Task to carry out: Please print every line from the one containing "Transcribe this image's" through the last line of the records below, exactly as written and nothing more.

Material provided:
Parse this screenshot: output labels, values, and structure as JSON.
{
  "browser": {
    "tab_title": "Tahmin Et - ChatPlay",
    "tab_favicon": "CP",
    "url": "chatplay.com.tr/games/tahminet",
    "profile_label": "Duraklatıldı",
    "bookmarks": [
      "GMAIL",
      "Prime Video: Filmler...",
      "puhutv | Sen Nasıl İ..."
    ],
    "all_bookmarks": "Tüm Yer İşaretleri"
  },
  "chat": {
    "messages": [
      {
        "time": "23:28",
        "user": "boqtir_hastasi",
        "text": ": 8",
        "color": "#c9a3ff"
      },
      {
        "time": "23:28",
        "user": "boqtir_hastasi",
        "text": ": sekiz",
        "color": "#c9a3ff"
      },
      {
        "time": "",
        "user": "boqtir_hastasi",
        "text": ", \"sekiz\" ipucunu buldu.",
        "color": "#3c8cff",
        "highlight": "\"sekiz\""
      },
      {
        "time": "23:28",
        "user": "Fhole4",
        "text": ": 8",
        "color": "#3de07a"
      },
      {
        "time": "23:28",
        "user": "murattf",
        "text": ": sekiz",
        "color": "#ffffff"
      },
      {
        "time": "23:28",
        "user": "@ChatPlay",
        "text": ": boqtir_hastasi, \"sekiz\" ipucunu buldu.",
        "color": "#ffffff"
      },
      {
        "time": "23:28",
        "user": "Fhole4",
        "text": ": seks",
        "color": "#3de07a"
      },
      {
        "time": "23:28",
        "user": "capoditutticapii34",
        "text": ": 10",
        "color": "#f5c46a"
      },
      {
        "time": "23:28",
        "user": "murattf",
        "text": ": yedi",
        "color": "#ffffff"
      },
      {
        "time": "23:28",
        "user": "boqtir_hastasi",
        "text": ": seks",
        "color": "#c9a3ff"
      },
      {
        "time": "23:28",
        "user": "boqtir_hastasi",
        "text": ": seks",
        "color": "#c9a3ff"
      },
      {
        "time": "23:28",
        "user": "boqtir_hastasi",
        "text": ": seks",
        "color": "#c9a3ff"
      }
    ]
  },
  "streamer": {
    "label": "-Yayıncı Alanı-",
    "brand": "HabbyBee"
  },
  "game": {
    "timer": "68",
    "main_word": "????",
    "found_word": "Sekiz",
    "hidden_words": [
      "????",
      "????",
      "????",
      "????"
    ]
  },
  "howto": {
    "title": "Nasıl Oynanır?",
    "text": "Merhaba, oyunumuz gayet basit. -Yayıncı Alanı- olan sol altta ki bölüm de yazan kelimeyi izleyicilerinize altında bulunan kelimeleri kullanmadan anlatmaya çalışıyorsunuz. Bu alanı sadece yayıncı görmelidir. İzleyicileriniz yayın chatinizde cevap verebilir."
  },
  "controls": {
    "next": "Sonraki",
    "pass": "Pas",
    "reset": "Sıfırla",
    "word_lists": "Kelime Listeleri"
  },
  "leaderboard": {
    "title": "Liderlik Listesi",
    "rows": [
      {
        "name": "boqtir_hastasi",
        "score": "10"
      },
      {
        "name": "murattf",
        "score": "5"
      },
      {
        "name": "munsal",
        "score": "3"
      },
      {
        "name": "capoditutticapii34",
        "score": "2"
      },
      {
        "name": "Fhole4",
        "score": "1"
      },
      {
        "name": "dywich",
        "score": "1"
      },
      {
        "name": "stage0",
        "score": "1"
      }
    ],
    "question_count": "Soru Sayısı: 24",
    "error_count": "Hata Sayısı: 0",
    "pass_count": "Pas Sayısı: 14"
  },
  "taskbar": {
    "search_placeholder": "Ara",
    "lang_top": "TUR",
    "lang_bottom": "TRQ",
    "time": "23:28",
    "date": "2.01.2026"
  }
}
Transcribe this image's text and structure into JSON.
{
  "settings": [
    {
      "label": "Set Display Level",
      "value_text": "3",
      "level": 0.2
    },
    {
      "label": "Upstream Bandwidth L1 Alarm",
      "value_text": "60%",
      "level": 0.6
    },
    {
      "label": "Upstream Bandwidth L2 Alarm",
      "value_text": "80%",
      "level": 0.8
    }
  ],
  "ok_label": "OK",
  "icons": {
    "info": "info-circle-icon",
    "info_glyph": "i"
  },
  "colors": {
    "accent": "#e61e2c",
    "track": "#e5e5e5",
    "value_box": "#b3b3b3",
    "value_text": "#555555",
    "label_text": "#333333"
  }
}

Result of the exercise:
Transcribe this image's text and structure into JSON.
{
  "settings": [
    {
      "label": "Set Display Level",
      "value_text": "3",
      "level": 0.2
    },
    {
      "label": "Upstream Bandwidth L1 Alarm",
      "value_text": "60%",
      "level": 0.6
    },
    {
      "label": "Upstream Bandwidth L2 Alarm",
      "value_text": "80%",
      "level": 0.8
    }
  ],
  "ok_label": "OK",
  "icons": {
    "info": "info-circle-icon",
    "info_glyph": "i"
  },
  "colors": {
    "accent": "#e61e2c",
    "track": "#e5e5e5",
    "value_box": "#b3b3b3",
    "value_text": "#555555",
    "label_text": "#333333"
  }
}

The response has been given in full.